▶ [The exercise] Would you return the complete listing below word for word?

Figure contents as structured data:
##############################

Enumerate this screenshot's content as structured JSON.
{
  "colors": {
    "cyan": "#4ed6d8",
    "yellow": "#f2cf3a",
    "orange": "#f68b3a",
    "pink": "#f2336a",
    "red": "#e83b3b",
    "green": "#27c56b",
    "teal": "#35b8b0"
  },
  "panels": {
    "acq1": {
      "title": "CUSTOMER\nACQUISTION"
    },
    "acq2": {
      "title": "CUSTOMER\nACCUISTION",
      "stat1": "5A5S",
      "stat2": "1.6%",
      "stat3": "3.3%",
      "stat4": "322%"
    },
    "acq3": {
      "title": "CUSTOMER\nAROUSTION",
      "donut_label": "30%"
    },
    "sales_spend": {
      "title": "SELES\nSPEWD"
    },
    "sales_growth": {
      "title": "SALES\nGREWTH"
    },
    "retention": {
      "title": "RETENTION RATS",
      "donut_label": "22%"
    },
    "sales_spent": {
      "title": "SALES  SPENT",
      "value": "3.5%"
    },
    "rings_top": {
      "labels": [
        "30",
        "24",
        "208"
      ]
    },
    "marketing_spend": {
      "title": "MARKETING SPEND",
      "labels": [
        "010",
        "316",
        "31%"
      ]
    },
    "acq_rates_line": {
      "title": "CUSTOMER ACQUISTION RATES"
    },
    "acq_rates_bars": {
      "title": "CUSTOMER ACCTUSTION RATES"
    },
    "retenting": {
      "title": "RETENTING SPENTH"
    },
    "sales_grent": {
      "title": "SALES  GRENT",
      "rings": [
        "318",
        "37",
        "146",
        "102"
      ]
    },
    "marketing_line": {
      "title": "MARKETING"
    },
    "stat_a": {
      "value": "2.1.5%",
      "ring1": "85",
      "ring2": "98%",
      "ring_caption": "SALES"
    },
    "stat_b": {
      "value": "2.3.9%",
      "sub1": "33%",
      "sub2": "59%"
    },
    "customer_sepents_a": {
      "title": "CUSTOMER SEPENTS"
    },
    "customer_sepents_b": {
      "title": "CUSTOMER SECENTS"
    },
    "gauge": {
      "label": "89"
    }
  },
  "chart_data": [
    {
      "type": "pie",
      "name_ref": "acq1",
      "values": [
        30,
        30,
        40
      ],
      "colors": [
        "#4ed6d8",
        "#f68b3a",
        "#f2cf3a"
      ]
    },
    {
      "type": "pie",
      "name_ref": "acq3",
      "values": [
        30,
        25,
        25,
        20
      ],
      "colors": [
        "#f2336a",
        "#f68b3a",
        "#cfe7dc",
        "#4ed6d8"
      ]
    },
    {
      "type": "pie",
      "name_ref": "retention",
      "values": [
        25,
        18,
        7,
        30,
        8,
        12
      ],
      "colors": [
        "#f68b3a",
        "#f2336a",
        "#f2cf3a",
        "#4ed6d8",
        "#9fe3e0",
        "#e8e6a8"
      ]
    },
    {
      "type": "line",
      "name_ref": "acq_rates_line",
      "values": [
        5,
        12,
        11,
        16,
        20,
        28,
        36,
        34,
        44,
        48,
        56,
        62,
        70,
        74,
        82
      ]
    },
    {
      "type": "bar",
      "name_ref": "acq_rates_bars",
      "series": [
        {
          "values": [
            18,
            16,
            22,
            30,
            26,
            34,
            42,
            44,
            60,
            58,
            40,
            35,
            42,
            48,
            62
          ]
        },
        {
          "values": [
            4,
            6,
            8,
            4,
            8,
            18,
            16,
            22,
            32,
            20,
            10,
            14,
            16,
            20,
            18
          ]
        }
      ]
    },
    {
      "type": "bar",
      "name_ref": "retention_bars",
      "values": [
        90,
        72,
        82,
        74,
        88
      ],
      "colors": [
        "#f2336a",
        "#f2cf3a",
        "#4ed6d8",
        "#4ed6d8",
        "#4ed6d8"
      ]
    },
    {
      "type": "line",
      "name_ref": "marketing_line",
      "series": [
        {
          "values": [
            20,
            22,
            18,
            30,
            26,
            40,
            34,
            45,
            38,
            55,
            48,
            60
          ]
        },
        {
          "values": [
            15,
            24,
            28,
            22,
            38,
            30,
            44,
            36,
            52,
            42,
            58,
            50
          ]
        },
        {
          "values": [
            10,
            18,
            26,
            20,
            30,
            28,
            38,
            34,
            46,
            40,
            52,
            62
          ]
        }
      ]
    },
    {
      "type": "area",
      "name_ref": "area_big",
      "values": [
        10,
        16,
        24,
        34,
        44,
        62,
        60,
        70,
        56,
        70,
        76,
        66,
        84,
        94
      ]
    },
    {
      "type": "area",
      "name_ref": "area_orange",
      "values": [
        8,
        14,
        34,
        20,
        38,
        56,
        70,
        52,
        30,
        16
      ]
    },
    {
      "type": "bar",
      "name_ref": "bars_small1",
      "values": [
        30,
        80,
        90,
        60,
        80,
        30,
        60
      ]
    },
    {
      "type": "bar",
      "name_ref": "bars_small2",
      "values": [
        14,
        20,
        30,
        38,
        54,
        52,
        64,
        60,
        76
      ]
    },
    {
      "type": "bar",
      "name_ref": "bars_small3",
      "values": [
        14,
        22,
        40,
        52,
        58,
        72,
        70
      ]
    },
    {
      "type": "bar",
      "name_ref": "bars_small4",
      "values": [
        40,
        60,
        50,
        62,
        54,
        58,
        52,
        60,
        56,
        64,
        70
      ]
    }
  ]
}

##############################

▶ [Output for this task]
Enumerate this screenshot's content as structured JSON.
{
  "colors": {
    "cyan": "#4ed6d8",
    "yellow": "#f2cf3a",
    "orange": "#f68b3a",
    "pink": "#f2336a",
    "red": "#e83b3b",
    "green": "#27c56b",
    "teal": "#35b8b0"
  },
  "panels": {
    "acq1": {
      "title": "CUSTOMER\nACQUISTION"
    },
    "acq2": {
      "title": "CUSTOMER\nACCUISTION",
      "stat1": "5A5S",
      "stat2": "1.6%",
      "stat3": "3.3%",
      "stat4": "322%"
    },
    "acq3": {
      "title": "CUSTOMER\nAROUSTION",
      "donut_label": "30%"
    },
    "sales_spend": {
      "title": "SELES\nSPEWD"
    },
    "sales_growth": {
      "title": "SALES\nGREWTH"
    },
    "retention": {
      "title": "RETENTION RATS",
      "donut_label": "22%"
    },
    "sales_spent": {
      "title": "SALES  SPENT",
      "value": "3.5%"
    },
    "rings_top": {
      "labels": [
        "30",
        "24",
        "208"
      ]
    },
    "marketing_spend": {
      "title": "MARKETING SPEND",
      "labels": [
        "010",
        "316",
        "31%"
      ]
    },
    "acq_rates_line": {
      "title": "CUSTOMER ACQUISTION RATES"
    },
    "acq_rates_bars": {
      "title": "CUSTOMER ACCTUSTION RATES"
    },
    "retenting": {
      "title": "RETENTING SPENTH"
    },
    "sales_grent": {
      "title": "SALES  GRENT",
      "rings": [
        "318",
        "37",
        "146",
        "102"
      ]
    },
    "marketing_line": {
      "title": "MARKETING"
    },
    "stat_a": {
      "value": "2.1.5%",
      "ring1": "85",
      "ring2": "98%",
      "ring_caption": "SALES"
    },
    "stat_b": {
      "value": "2.3.9%",
      "sub1": "33%",
      "sub2": "59%"
    },
    "customer_sepents_a": {
      "title": "CUSTOMER SEPENTS"
    },
    "customer_sepents_b": {
      "title": "CUSTOMER SECENTS"
    },
    "gauge": {
      "label": "89"
    }
  },
  "chart_data": [
    {
      "type": "pie",
      "name_ref": "acq1",
      "values": [
        30,
        30,
        40
      ],
      "colors": [
        "#4ed6d8",
        "#f68b3a",
        "#f2cf3a"
      ]
    },
    {
      "type": "pie",
      "name_ref": "acq3",
      "values": [
        30,
        25,
        25,
        20
      ],
      "colors": [
        "#f2336a",
        "#f68b3a",
        "#cfe7dc",
        "#4ed6d8"
      ]
    },
    {
      "type": "pie",
      "name_ref": "retention",
      "values": [
        25,
        18,
        7,
        30,
        8,
        12
      ],
      "colors": [
        "#f68b3a",
        "#f2336a",
        "#f2cf3a",
        "#4ed6d8",
        "#9fe3e0",
        "#e8e6a8"
      ]
    },
    {
      "type": "line",
      "name_ref": "acq_rates_line",
      "values": [
        5,
        12,
        11,
        16,
        20,
        28,
        36,
        34,
        44,
        48,
        56,
        62,
        70,
        74,
        82
      ]
    },
    {
      "type": "bar",
      "name_ref": "acq_rates_bars",
      "series": [
        {
          "values": [
            18,
            16,
            22,
            30,
            26,
            34,
            42,
            44,
            60,
            58,
            40,
            35,
            42,
            48,
            62
          ]
        },
        {
          "values": [
            4,
            6,
            8,
            4,
            8,
            18,
            16,
            22,
            32,
            20,
            10,
            14,
            16,
            20,
            18
          ]
        }
      ]
    },
    {
      "type": "bar",
      "name_ref": "retention_bars",
      "values": [
        90,
        72,
        82,
        74,
        88
      ],
      "colors": [
        "#f2336a",
        "#f2cf3a",
        "#4ed6d8",
        "#4ed6d8",
        "#4ed6d8"
      ]
    },
    {
      "type": "line",
      "name_ref": "marketing_line",
      "series": [
        {
          "values": [
            20,
            22,
            18,
            30,
            26,
            40,
            34,
            45,
            38,
            55,
            48,
            60
          ]
        },
        {
          "values": [
            15,
            24,
            28,
            22,
            38,
            30,
            44,
            36,
            52,
            42,
            58,
            50
          ]
        },
        {
          "values": [
            10,
            18,
            26,
            20,
            30,
            28,
            38,
            34,
            46,
            40,
            52,
            62
          ]
        }
      ]
    },
    {
      "type": "area",
      "name_ref": "area_big",
      "values": [
        10,
        16,
        24,
        34,
        44,
        62,
        60,
        70,
        56,
        70,
        76,
        66,
        84,
        94
      ]
    },
    {
      "type": "area",
      "name_ref": "area_orange",
      "values": [
        8,
        14,
        34,
        20,
        38,
        56,
        70,
        52,
        30,
        16
      ]
    },
    {
      "type": "bar",
      "name_ref": "bars_small1",
      "values": [
        30,
        80,
        90,
        60,
        80,
        30,
        60
      ]
    },
    {
      "type": "bar",
      "name_ref": "bars_small2",
      "values": [
        14,
        20,
        30,
        38,
        54,
        52,
        64,
        60,
        76
      ]
    },
    {
      "type": "bar",
      "name_ref": "bars_small3",
      "values": [
        14,
        22,
        40,
        52,
        58,
        72,
        70
      ]
    },
    {
      "type": "bar",
      "name_ref": "bars_small4",
      "values": [
        40,
        60,
        50,
        62,
        54,
        58,
        52,
        60,
        56,
        64,
        70
      ]
    }
  ]
}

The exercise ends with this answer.